The entries that follow should be written out exactly.

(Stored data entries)

__________

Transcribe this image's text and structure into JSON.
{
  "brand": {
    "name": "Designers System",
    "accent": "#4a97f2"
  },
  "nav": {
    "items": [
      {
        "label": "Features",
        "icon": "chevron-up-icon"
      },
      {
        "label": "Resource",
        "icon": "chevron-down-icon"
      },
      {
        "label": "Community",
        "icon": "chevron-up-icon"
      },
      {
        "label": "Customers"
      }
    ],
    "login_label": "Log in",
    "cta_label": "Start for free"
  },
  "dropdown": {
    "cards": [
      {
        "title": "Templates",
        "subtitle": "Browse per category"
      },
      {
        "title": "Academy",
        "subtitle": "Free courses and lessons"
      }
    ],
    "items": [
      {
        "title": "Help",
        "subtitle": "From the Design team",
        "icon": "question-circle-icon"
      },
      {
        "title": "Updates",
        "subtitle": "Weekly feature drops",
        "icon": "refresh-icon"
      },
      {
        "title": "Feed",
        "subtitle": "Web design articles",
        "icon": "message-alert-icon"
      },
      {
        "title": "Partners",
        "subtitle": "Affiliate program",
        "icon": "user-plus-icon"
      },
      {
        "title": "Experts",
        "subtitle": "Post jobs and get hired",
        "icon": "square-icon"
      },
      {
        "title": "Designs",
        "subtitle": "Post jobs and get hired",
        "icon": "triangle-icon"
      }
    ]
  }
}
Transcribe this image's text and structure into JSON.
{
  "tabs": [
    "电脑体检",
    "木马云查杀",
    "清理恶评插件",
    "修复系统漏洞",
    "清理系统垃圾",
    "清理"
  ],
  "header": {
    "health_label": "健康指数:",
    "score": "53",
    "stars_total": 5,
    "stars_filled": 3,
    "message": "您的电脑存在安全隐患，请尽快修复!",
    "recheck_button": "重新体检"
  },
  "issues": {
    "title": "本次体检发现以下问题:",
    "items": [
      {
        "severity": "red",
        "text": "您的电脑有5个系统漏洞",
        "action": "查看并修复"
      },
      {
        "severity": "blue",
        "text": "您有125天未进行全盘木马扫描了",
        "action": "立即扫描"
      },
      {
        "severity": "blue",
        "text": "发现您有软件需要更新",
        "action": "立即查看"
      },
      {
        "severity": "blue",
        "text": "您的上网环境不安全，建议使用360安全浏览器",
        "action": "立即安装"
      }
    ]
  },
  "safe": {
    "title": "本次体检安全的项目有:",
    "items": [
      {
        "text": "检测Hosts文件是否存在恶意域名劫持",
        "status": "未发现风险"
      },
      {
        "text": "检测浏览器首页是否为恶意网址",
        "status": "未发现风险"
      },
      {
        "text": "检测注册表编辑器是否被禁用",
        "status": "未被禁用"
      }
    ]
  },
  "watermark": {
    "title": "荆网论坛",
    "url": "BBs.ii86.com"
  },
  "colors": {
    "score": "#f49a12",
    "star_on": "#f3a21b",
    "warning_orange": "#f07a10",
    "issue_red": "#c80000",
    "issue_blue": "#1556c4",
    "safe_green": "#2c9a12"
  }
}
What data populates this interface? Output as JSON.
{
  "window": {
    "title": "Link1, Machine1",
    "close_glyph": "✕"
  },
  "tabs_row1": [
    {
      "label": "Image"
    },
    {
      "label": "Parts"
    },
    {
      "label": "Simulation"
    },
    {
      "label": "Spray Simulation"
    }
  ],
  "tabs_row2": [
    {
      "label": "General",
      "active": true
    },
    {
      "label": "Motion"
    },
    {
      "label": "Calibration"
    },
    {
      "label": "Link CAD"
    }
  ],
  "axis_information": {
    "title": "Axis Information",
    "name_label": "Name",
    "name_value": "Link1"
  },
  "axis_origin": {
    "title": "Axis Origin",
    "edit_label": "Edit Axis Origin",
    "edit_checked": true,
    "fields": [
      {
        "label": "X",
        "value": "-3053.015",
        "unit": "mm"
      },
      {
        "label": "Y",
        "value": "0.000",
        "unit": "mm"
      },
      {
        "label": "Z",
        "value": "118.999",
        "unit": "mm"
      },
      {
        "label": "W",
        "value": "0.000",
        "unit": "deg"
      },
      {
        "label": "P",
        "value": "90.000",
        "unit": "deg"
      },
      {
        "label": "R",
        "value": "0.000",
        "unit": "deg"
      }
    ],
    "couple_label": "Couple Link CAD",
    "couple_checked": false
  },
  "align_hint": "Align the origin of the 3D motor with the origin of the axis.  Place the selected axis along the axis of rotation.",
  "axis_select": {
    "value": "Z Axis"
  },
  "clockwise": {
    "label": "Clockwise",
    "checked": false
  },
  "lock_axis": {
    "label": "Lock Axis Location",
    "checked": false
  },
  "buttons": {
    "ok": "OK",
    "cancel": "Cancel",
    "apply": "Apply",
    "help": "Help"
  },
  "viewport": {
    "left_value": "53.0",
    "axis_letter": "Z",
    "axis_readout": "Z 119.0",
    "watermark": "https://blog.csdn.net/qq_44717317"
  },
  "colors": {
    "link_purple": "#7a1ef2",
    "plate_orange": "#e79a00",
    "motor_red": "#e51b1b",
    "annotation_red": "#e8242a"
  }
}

__________

* _Written reply_:
Transcribe this image's text and structure into JSON.
{
  "brand": {
    "name": "Designers System",
    "accent": "#4a97f2"
  },
  "nav": {
    "items": [
      {
        "label": "Features",
        "icon": "chevron-up-icon"
      },
      {
        "label": "Resource",
        "icon": "chevron-down-icon"
      },
      {
        "label": "Community",
        "icon": "chevron-up-icon"
      },
      {
        "label": "Customers"
      }
    ],
    "login_label": "Log in",
    "cta_label": "Start for free"
  },
  "dropdown": {
    "cards": [
      {
        "title": "Templates",
        "subtitle": "Browse per category"
      },
      {
        "title": "Academy",
        "subtitle": "Free courses and lessons"
      }
    ],
    "items": [
      {
        "title": "Help",
        "subtitle": "From the Design team",
        "icon": "question-circle-icon"
      },
      {
        "title": "Updates",
        "subtitle": "Weekly feature drops",
        "icon": "refresh-icon"
      },
      {
        "title": "Feed",
        "subtitle": "Web design articles",
        "icon": "message-alert-icon"
      },
      {
        "title": "Partners",
        "subtitle": "Affiliate program",
        "icon": "user-plus-icon"
      },
      {
        "title": "Experts",
        "subtitle": "Post jobs and get hired",
        "icon": "square-icon"
      },
      {
        "title": "Designs",
        "subtitle": "Post jobs and get hired",
        "icon": "triangle-icon"
      }
    ]
  }
}
Transcribe this image's text and structure into JSON.
{
  "tabs": [
    "电脑体检",
    "木马云查杀",
    "清理恶评插件",
    "修复系统漏洞",
    "清理系统垃圾",
    "清理"
  ],
  "header": {
    "health_label": "健康指数:",
    "score": "53",
    "stars_total": 5,
    "stars_filled": 3,
    "message": "您的电脑存在安全隐患，请尽快修复!",
    "recheck_button": "重新体检"
  },
  "issues": {
    "title": "本次体检发现以下问题:",
    "items": [
      {
        "severity": "red",
        "text": "您的电脑有5个系统漏洞",
        "action": "查看并修复"
      },
      {
        "severity": "blue",
        "text": "您有125天未进行全盘木马扫描了",
        "action": "立即扫描"
      },
      {
        "severity": "blue",
        "text": "发现您有软件需要更新",
        "action": "立即查看"
      },
      {
        "severity": "blue",
        "text": "您的上网环境不安全，建议使用360安全浏览器",
        "action": "立即安装"
      }
    ]
  },
  "safe": {
    "title": "本次体检安全的项目有:",
    "items": [
      {
        "text": "检测Hosts文件是否存在恶意域名劫持",
        "status": "未发现风险"
      },
      {
        "text": "检测浏览器首页是否为恶意网址",
        "status": "未发现风险"
      },
      {
        "text": "检测注册表编辑器是否被禁用",
        "status": "未被禁用"
      }
    ]
  },
  "watermark": {
    "title": "荆网论坛",
    "url": "BBs.ii86.com"
  },
  "colors": {
    "score": "#f49a12",
    "star_on": "#f3a21b",
    "warning_orange": "#f07a10",
    "issue_red": "#c80000",
    "issue_blue": "#1556c4",
    "safe_green": "#2c9a12"
  }
}
What data populates this interface? Output as JSON.
{
  "window": {
    "title": "Link1, Machine1",
    "close_glyph": "✕"
  },
  "tabs_row1": [
    {
      "label": "Image"
    },
    {
      "label": "Parts"
    },
    {
      "label": "Simulation"
    },
    {
      "label": "Spray Simulation"
    }
  ],
  "tabs_row2": [
    {
      "label": "General",
      "active": true
    },
    {
      "label": "Motion"
    },
    {
      "label": "Calibration"
    },
    {
      "label": "Link CAD"
    }
  ],
  "axis_information": {
    "title": "Axis Information",
    "name_label": "Name",
    "name_value": "Link1"
  },
  "axis_origin": {
    "title": "Axis Origin",
    "edit_label": "Edit Axis Origin",
    "edit_checked": true,
    "fields": [
      {
        "label": "X",
        "value": "-3053.015",
        "unit": "mm"
      },
      {
        "label": "Y",
        "value": "0.000",
        "unit": "mm"
      },
      {
        "label": "Z",
        "value": "118.999",
        "unit": "mm"
      },
      {
        "label": "W",
        "value": "0.000",
        "unit": "deg"
      },
      {
        "label": "P",
        "value": "90.000",
        "unit": "deg"
      },
      {
        "label": "R",
        "value": "0.000",
        "unit": "deg"
      }
    ],
    "couple_label": "Couple Link CAD",
    "couple_checked": false
  },
  "align_hint": "Align the origin of the 3D motor with the origin of the axis.  Place the selected axis along the axis of rotation.",
  "axis_select": {
    "value": "Z Axis"
  },
  "clockwise": {
    "label": "Clockwise",
    "checked": false
  },
  "lock_axis": {
    "label": "Lock Axis Location",
    "checked": false
  },
  "buttons": {
    "ok": "OK",
    "cancel": "Cancel",
    "apply": "Apply",
    "help": "Help"
  },
  "viewport": {
    "left_value": "53.0",
    "axis_letter": "Z",
    "axis_readout": "Z 119.0",
    "watermark": "https://blog.csdn.net/qq_44717317"
  },
  "colors": {
    "link_purple": "#7a1ef2",
    "plate_orange": "#e79a00",
    "motor_red": "#e51b1b",
    "annotation_red": "#e8242a"
  }
}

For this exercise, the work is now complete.